▶ _EXERCISE AIM_
In the records that follow, locate every line with "name" and extract it.

--- STORED RECORDS ---

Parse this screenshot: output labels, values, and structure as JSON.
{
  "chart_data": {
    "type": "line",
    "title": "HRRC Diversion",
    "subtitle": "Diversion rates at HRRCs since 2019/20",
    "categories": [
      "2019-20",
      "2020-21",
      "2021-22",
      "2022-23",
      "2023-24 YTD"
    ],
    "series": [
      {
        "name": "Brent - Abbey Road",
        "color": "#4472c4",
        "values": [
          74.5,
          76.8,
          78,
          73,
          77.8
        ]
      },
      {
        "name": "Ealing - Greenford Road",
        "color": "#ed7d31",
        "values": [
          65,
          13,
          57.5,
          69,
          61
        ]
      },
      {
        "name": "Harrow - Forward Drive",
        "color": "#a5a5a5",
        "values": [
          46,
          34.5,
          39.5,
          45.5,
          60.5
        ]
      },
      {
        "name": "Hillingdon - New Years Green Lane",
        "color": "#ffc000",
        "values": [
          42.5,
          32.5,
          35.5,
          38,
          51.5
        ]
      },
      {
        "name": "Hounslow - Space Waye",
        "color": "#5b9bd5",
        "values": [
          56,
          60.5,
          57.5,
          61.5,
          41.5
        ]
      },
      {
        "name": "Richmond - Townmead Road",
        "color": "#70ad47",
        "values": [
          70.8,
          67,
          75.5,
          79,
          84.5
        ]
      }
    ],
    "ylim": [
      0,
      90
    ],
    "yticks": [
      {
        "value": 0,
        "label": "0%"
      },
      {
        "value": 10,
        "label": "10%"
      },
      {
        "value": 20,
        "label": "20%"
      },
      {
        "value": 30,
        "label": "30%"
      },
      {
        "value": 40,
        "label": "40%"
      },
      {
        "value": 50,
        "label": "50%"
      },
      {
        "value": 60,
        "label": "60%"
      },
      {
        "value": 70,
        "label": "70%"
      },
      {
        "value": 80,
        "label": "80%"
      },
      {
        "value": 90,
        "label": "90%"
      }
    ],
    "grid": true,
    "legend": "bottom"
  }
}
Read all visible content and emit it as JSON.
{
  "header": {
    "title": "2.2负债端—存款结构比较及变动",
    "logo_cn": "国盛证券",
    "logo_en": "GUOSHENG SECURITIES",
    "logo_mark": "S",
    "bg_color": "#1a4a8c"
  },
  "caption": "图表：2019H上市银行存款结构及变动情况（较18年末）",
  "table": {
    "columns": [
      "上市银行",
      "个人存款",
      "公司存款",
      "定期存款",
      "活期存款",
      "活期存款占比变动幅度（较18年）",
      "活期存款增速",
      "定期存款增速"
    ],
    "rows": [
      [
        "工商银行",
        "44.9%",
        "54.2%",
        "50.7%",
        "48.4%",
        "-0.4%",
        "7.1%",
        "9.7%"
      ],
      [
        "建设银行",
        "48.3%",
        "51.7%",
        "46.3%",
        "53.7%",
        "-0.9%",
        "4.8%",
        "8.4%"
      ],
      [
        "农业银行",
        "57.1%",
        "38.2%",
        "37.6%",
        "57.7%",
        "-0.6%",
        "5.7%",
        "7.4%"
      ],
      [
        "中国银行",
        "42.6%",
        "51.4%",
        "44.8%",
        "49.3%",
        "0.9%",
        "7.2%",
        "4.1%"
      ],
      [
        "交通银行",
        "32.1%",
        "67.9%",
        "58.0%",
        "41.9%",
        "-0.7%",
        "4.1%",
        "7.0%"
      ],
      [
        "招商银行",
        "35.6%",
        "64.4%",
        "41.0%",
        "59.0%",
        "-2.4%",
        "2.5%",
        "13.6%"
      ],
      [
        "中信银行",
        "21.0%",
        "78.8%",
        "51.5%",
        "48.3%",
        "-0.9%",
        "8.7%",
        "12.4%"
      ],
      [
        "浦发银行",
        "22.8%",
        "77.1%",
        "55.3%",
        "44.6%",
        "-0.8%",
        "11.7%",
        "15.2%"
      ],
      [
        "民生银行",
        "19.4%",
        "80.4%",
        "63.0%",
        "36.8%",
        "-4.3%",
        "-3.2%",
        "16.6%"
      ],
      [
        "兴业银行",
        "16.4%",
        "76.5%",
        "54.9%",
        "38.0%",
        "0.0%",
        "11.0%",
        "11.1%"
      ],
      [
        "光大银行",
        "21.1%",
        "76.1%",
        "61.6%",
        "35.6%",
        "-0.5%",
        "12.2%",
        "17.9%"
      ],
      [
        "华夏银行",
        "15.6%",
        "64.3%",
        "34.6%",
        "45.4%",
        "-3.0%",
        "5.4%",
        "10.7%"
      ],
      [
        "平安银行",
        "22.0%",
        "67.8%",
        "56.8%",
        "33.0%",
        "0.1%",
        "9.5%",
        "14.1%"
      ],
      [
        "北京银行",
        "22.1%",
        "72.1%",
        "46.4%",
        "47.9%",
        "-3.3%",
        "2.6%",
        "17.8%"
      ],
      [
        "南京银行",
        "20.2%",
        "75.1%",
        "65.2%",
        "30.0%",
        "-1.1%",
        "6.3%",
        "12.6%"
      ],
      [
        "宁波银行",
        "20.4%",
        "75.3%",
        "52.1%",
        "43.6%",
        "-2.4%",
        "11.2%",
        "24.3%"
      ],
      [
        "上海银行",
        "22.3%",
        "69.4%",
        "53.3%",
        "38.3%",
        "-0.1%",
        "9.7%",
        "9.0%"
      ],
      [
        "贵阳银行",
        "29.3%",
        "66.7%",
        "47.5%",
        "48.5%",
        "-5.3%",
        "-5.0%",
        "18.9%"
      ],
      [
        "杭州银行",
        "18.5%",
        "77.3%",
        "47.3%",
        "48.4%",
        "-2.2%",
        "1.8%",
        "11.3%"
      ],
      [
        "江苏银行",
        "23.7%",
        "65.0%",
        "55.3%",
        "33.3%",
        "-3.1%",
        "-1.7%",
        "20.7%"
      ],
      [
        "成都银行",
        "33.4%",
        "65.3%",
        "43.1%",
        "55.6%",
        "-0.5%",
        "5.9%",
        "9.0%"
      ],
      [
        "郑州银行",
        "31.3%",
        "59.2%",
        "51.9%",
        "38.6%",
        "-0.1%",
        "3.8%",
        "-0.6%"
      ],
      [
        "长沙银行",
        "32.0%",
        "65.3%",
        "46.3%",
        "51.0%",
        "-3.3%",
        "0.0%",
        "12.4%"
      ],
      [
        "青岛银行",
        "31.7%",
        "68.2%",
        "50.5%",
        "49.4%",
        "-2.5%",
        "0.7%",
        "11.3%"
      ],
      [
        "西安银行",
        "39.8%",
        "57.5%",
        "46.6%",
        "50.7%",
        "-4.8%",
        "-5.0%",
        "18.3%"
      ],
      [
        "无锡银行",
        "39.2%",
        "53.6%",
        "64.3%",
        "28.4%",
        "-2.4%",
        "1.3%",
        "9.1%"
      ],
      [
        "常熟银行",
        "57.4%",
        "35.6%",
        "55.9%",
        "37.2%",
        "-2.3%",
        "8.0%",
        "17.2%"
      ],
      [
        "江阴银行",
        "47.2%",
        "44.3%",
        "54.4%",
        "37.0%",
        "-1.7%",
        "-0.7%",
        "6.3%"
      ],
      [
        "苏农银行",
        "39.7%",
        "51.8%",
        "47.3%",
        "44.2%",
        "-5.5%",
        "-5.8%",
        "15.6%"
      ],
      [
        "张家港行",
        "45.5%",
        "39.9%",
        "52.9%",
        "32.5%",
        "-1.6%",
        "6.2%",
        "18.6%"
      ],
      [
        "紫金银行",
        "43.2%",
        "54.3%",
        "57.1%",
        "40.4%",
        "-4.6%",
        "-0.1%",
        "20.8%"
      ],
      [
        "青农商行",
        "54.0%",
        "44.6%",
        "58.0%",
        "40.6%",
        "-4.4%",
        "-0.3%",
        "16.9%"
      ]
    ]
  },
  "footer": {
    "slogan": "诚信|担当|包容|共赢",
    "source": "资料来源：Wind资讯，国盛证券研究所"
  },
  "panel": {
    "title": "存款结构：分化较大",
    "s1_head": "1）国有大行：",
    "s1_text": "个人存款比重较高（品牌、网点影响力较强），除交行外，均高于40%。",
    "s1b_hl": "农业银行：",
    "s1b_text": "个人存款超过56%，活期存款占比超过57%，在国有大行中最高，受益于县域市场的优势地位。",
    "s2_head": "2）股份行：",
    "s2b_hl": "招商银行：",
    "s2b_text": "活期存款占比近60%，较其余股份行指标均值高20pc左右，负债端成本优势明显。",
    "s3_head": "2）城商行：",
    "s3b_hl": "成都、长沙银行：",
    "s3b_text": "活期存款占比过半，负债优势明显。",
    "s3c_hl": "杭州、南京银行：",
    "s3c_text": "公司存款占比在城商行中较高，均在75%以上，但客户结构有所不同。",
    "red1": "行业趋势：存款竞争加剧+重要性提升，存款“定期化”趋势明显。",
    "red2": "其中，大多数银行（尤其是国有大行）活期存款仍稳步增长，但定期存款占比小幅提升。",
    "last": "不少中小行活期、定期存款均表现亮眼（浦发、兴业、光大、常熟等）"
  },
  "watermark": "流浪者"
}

---

▶ _REPLY_
        "name": "Brent - Abbey Road",
        "name": "Ealing - Greenford Road",
        "name": "Harrow - Forward Drive",
        "name": "Hillingdon - New Years Green Lane",
        "name": "Hounslow - Space Waye",
        "name": "Richmond - Townmead Road",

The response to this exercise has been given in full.